What is being asked
State the number of lines where "DECIGO" appears. Add nothing else.

** Begin **

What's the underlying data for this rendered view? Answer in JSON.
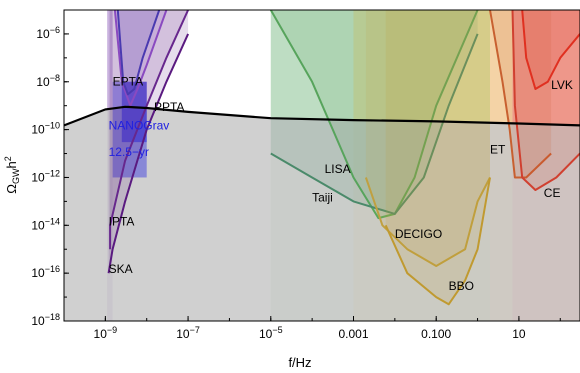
{
  "chart_data": {
    "type": "area",
    "title": "",
    "xlabel": "f/Hz",
    "ylabel_main": "Ω",
    "ylabel_sub": "GW",
    "ylabel_tail": "h",
    "ylabel_sup": "2",
    "x_scale": "log",
    "y_scale": "log",
    "xlim": [
      1e-10,
      300
    ],
    "ylim": [
      1e-18,
      1e-05
    ],
    "x_ticks": [
      {
        "value": 1e-09,
        "base": "10",
        "exp": "−9"
      },
      {
        "value": 1e-07,
        "base": "10",
        "exp": "−7"
      },
      {
        "value": 1e-05,
        "base": "10",
        "exp": "−5"
      },
      {
        "value": 0.001,
        "text": "0.001"
      },
      {
        "value": 0.1,
        "text": "0.100"
      },
      {
        "value": 10,
        "text": "10"
      }
    ],
    "y_ticks": [
      {
        "value": 1e-06,
        "base": "10",
        "exp": "−6"
      },
      {
        "value": 1e-08,
        "base": "10",
        "exp": "−8"
      },
      {
        "value": 1e-10,
        "base": "10",
        "exp": "−10"
      },
      {
        "value": 1e-12,
        "base": "10",
        "exp": "−12"
      },
      {
        "value": 1e-14,
        "base": "10",
        "exp": "−14"
      },
      {
        "value": 1e-16,
        "base": "10",
        "exp": "−16"
      },
      {
        "value": 1e-18,
        "base": "10",
        "exp": "−18"
      }
    ],
    "signal": {
      "color": "#000000",
      "fill": "#c8c8c8",
      "points": [
        [
          1e-10,
          1.5e-10
        ],
        [
          1e-09,
          7e-10
        ],
        [
          3e-09,
          9e-10
        ],
        [
          1e-08,
          8e-10
        ],
        [
          1e-07,
          5.5e-10
        ],
        [
          1e-05,
          3e-10
        ],
        [
          0.001,
          2.5e-10
        ],
        [
          0.1,
          2.2e-10
        ],
        [
          10,
          1.8e-10
        ],
        [
          300,
          1.5e-10
        ]
      ]
    },
    "bands": [
      {
        "name": "LISA-band",
        "range": [
          1e-05,
          0.001
        ],
        "color": "#a8d8a8",
        "opacity": 0.5
      },
      {
        "name": "DECIGO-band",
        "range": [
          0.001,
          2
        ],
        "color": "#c8c870",
        "opacity": 0.6
      },
      {
        "name": "ET-band",
        "range": [
          2,
          7
        ],
        "color": "#f0c080",
        "opacity": 0.7
      },
      {
        "name": "LVK-band",
        "range": [
          7,
          300
        ],
        "color": "#f08070",
        "opacity": 0.7
      },
      {
        "name": "IPTA-band",
        "range": [
          1.1e-09,
          1.5e-09
        ],
        "color": "#b090d0",
        "opacity": 0.6
      }
    ],
    "curves": [
      {
        "name": "LISA",
        "color": "#5aa85a",
        "width": 2,
        "points": [
          [
            1e-05,
            1e-05
          ],
          [
            0.0001,
            1e-08
          ],
          [
            0.001,
            1e-12
          ],
          [
            0.004,
            2e-14
          ],
          [
            0.01,
            3e-14
          ],
          [
            0.03,
            1e-12
          ],
          [
            0.1,
            1e-09
          ],
          [
            1,
            1e-05
          ]
        ]
      },
      {
        "name": "Taiji",
        "color": "#4a8a6a",
        "width": 2,
        "points": [
          [
            1e-05,
            1e-11
          ],
          [
            0.0001,
            1e-12
          ],
          [
            0.001,
            1e-13
          ],
          [
            0.01,
            3e-14
          ],
          [
            0.05,
            1e-12
          ],
          [
            0.2,
            1e-09
          ],
          [
            1,
            1e-06
          ]
        ]
      },
      {
        "name": "DECIGO",
        "color": "#c0a040",
        "width": 2,
        "points": [
          [
            0.002,
            1e-12
          ],
          [
            0.005,
            1e-14
          ],
          [
            0.02,
            1e-15
          ],
          [
            0.1,
            2e-16
          ],
          [
            0.5,
            1e-15
          ],
          [
            1,
            1e-13
          ],
          [
            2,
            1e-12
          ]
        ]
      },
      {
        "name": "BBO",
        "color": "#c09a30",
        "width": 2,
        "points": [
          [
            0.006,
            1e-14
          ],
          [
            0.02,
            1e-16
          ],
          [
            0.1,
            1e-17
          ],
          [
            0.2,
            5e-18
          ],
          [
            0.5,
            5e-17
          ],
          [
            1,
            1e-15
          ],
          [
            2,
            1e-12
          ]
        ]
      },
      {
        "name": "ET",
        "color": "#c86030",
        "width": 2,
        "points": [
          [
            2,
            1e-05
          ],
          [
            4,
            1e-08
          ],
          [
            6,
            1e-10
          ],
          [
            8,
            1e-12
          ],
          [
            15,
            1e-12
          ],
          [
            60,
            1e-11
          ]
        ]
      },
      {
        "name": "CE",
        "color": "#d04030",
        "width": 2,
        "points": [
          [
            7,
            1e-05
          ],
          [
            8,
            1e-09
          ],
          [
            12,
            1e-12
          ],
          [
            25,
            3e-13
          ],
          [
            80,
            1e-12
          ],
          [
            300,
            1e-11
          ]
        ]
      },
      {
        "name": "LVK",
        "color": "#e03020",
        "width": 2,
        "points": [
          [
            12,
            1e-05
          ],
          [
            15,
            1e-07
          ],
          [
            25,
            5e-09
          ],
          [
            50,
            1e-08
          ],
          [
            100,
            1e-07
          ],
          [
            300,
            1e-06
          ]
        ]
      },
      {
        "name": "IPTA",
        "color": "#6a2a90",
        "width": 2,
        "points": [
          [
            1.3e-09,
            1e-15
          ],
          [
            1.3e-09,
            1e-14
          ],
          [
            3e-09,
            5e-12
          ],
          [
            1e-08,
            1e-09
          ],
          [
            3e-08,
            1e-07
          ],
          [
            1e-07,
            1e-05
          ]
        ]
      },
      {
        "name": "SKA",
        "color": "#5a1a80",
        "width": 2,
        "points": [
          [
            1.2e-09,
            1e-16
          ],
          [
            1.5e-09,
            1e-15
          ],
          [
            3e-09,
            1e-13
          ],
          [
            1e-08,
            1e-10
          ],
          [
            3e-08,
            1e-08
          ],
          [
            1e-07,
            1e-06
          ]
        ]
      },
      {
        "name": "PPTA",
        "color": "#8a4ac0",
        "width": 2,
        "points": [
          [
            1.7e-09,
            1e-05
          ],
          [
            2.5e-09,
            1e-08
          ],
          [
            4e-09,
            1e-09
          ],
          [
            6e-09,
            5e-09
          ],
          [
            1e-08,
            5e-08
          ],
          [
            3e-08,
            1e-05
          ]
        ]
      },
      {
        "name": "EPTA",
        "color": "#4a3ab0",
        "width": 2,
        "points": [
          [
            2e-09,
            1e-05
          ],
          [
            2.7e-09,
            1e-08
          ],
          [
            3.5e-09,
            3e-09
          ],
          [
            5e-09,
            5e-09
          ],
          [
            8e-09,
            1e-07
          ],
          [
            2e-08,
            1e-05
          ]
        ]
      }
    ],
    "nanograv": {
      "name": "NANOGrav 12.5-yr",
      "color": "#3030e0",
      "x_range": [
        1.5e-09,
        1e-08
      ],
      "y_range": [
        1e-12,
        1e-08
      ],
      "core_x_range": [
        2.5e-09,
        1e-08
      ],
      "core_y_range": [
        3e-11,
        1e-08
      ]
    },
    "labels": [
      {
        "text": "EPTA",
        "x": 1.5e-09,
        "y": 7e-09,
        "color": "#000000"
      },
      {
        "text": "PPTA",
        "x": 1.5e-08,
        "y": 6e-10,
        "color": "#000000"
      },
      {
        "text": "NANOGrav",
        "x": 1.2e-09,
        "y": 1e-10,
        "color": "#2020e0"
      },
      {
        "text": "12.5−yr",
        "x": 1.2e-09,
        "y": 8e-12,
        "color": "#2020e0"
      },
      {
        "text": "IPTA",
        "x": 1.2e-09,
        "y": 1e-14,
        "color": "#000000"
      },
      {
        "text": "SKA",
        "x": 1.2e-09,
        "y": 1e-16,
        "color": "#000000"
      },
      {
        "text": "LISA",
        "x": 0.0002,
        "y": 1.5e-12,
        "color": "#000000"
      },
      {
        "text": "Taiji",
        "x": 0.0001,
        "y": 1e-13,
        "color": "#000000"
      },
      {
        "text": "DECIGO",
        "x": 0.01,
        "y": 3e-15,
        "color": "#000000"
      },
      {
        "text": "BBO",
        "x": 0.2,
        "y": 2e-17,
        "color": "#000000"
      },
      {
        "text": "ET",
        "x": 2,
        "y": 1e-11,
        "color": "#000000"
      },
      {
        "text": "CE",
        "x": 40,
        "y": 1.5e-13,
        "color": "#000000"
      },
      {
        "text": "LVK",
        "x": 60,
        "y": 5e-09,
        "color": "#000000"
      }
    ]
  }
}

** End **

Response to the task
3